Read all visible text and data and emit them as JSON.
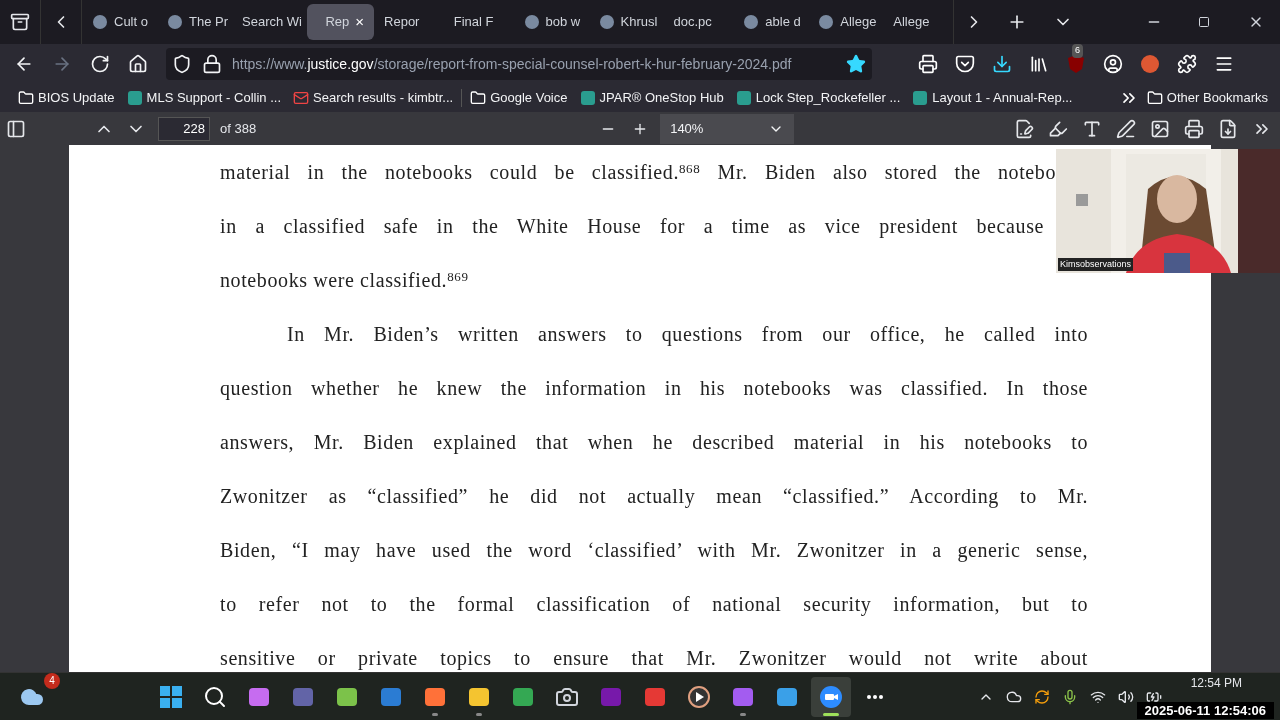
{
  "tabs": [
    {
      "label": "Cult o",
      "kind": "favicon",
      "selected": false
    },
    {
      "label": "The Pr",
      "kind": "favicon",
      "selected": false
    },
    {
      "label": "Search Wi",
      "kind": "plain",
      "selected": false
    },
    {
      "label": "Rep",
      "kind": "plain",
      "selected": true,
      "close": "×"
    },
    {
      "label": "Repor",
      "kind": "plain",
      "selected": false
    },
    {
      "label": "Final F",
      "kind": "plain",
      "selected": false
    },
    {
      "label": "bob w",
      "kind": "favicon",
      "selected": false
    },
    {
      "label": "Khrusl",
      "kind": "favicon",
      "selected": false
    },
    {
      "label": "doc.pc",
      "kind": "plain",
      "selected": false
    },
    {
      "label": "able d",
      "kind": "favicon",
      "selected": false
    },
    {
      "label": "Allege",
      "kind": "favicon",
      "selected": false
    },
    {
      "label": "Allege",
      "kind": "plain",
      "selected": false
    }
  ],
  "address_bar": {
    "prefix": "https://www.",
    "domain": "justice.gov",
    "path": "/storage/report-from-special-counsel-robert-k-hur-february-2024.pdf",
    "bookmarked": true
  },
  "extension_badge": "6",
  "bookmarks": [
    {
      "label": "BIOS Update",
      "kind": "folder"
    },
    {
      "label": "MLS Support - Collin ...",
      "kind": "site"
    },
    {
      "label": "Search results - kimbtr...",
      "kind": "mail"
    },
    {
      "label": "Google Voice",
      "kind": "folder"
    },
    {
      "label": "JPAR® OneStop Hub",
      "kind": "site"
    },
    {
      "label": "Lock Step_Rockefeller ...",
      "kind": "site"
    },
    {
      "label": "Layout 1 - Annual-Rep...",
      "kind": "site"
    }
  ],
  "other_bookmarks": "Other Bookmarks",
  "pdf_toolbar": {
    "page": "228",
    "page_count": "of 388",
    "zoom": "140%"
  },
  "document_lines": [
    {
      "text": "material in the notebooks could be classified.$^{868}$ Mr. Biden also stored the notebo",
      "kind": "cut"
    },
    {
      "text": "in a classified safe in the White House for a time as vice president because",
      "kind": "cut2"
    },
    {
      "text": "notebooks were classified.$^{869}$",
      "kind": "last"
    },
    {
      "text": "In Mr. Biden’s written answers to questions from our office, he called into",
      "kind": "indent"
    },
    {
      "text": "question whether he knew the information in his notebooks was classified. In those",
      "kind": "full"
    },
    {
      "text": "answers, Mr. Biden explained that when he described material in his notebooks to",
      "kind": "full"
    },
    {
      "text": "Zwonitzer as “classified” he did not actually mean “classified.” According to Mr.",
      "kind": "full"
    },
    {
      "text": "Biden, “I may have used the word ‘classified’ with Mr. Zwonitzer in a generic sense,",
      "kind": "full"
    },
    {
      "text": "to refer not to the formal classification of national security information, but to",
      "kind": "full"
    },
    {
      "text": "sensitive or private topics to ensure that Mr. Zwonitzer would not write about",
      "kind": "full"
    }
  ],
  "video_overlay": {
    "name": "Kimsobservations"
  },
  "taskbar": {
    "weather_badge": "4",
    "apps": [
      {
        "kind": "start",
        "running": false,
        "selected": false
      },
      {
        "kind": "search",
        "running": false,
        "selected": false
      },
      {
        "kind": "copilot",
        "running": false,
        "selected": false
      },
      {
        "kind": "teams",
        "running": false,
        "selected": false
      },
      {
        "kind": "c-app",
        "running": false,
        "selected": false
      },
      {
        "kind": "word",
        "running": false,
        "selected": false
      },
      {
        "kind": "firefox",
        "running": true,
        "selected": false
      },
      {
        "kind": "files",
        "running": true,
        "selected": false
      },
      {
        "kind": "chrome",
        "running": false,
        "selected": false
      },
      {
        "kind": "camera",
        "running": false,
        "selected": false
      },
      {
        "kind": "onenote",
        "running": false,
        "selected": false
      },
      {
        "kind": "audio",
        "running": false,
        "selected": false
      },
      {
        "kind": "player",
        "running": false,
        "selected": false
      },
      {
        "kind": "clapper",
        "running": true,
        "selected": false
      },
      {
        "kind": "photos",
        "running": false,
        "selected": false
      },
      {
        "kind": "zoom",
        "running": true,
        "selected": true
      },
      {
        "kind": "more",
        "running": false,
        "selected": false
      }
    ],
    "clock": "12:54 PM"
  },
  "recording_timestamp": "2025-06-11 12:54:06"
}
--
▶ [EXERCISE PROMPT]: Copy out the listing exactly as it stands, but not the pictures.

▶ [SOLUTION TO THE PROBLEM]:
Read all visible text and data and emit them as JSON.
{
  "tabs": [
    {
      "label": "Cult o",
      "kind": "favicon",
      "selected": false
    },
    {
      "label": "The Pr",
      "kind": "favicon",
      "selected": false
    },
    {
      "label": "Search Wi",
      "kind": "plain",
      "selected": false
    },
    {
      "label": "Rep",
      "kind": "plain",
      "selected": true,
      "close": "×"
    },
    {
      "label": "Repor",
      "kind": "plain",
      "selected": false
    },
    {
      "label": "Final F",
      "kind": "plain",
      "selected": false
    },
    {
      "label": "bob w",
      "kind": "favicon",
      "selected": false
    },
    {
      "label": "Khrusl",
      "kind": "favicon",
      "selected": false
    },
    {
      "label": "doc.pc",
      "kind": "plain",
      "selected": false
    },
    {
      "label": "able d",
      "kind": "favicon",
      "selected": false
    },
    {
      "label": "Allege",
      "kind": "favicon",
      "selected": false
    },
    {
      "label": "Allege",
      "kind": "plain",
      "selected": false
    }
  ],
  "address_bar": {
    "prefix": "https://www.",
    "domain": "justice.gov",
    "path": "/storage/report-from-special-counsel-robert-k-hur-february-2024.pdf",
    "bookmarked": true
  },
  "extension_badge": "6",
  "bookmarks": [
    {
      "label": "BIOS Update",
      "kind": "folder"
    },
    {
      "label": "MLS Support - Collin ...",
      "kind": "site"
    },
    {
      "label": "Search results - kimbtr...",
      "kind": "mail"
    },
    {
      "label": "Google Voice",
      "kind": "folder"
    },
    {
      "label": "JPAR® OneStop Hub",
      "kind": "site"
    },
    {
      "label": "Lock Step_Rockefeller ...",
      "kind": "site"
    },
    {
      "label": "Layout 1 - Annual-Rep...",
      "kind": "site"
    }
  ],
  "other_bookmarks": "Other Bookmarks",
  "pdf_toolbar": {
    "page": "228",
    "page_count": "of 388",
    "zoom": "140%"
  },
  "document_lines": [
    {
      "text": "material in the notebooks could be classified.$^{868}$ Mr. Biden also stored the notebo",
      "kind": "cut"
    },
    {
      "text": "in a classified safe in the White House for a time as vice president because",
      "kind": "cut2"
    },
    {
      "text": "notebooks were classified.$^{869}$",
      "kind": "last"
    },
    {
      "text": "In Mr. Biden’s written answers to questions from our office, he called into",
      "kind": "indent"
    },
    {
      "text": "question whether he knew the information in his notebooks was classified. In those",
      "kind": "full"
    },
    {
      "text": "answers, Mr. Biden explained that when he described material in his notebooks to",
      "kind": "full"
    },
    {
      "text": "Zwonitzer as “classified” he did not actually mean “classified.” According to Mr.",
      "kind": "full"
    },
    {
      "text": "Biden, “I may have used the word ‘classified’ with Mr. Zwonitzer in a generic sense,",
      "kind": "full"
    },
    {
      "text": "to refer not to the formal classification of national security information, but to",
      "kind": "full"
    },
    {
      "text": "sensitive or private topics to ensure that Mr. Zwonitzer would not write about",
      "kind": "full"
    }
  ],
  "video_overlay": {
    "name": "Kimsobservations"
  },
  "taskbar": {
    "weather_badge": "4",
    "apps": [
      {
        "kind": "start",
        "running": false,
        "selected": false
      },
      {
        "kind": "search",
        "running": false,
        "selected": false
      },
      {
        "kind": "copilot",
        "running": false,
        "selected": false
      },
      {
        "kind": "teams",
        "running": false,
        "selected": false
      },
      {
        "kind": "c-app",
        "running": false,
        "selected": false
      },
      {
        "kind": "word",
        "running": false,
        "selected": false
      },
      {
        "kind": "firefox",
        "running": true,
        "selected": false
      },
      {
        "kind": "files",
        "running": true,
        "selected": false
      },
      {
        "kind": "chrome",
        "running": false,
        "selected": false
      },
      {
        "kind": "camera",
        "running": false,
        "selected": false
      },
      {
        "kind": "onenote",
        "running": false,
        "selected": false
      },
      {
        "kind": "audio",
        "running": false,
        "selected": false
      },
      {
        "kind": "player",
        "running": false,
        "selected": false
      },
      {
        "kind": "clapper",
        "running": true,
        "selected": false
      },
      {
        "kind": "photos",
        "running": false,
        "selected": false
      },
      {
        "kind": "zoom",
        "running": true,
        "selected": true
      },
      {
        "kind": "more",
        "running": false,
        "selected": false
      }
    ],
    "clock": "12:54 PM"
  },
  "recording_timestamp": "2025-06-11 12:54:06"
}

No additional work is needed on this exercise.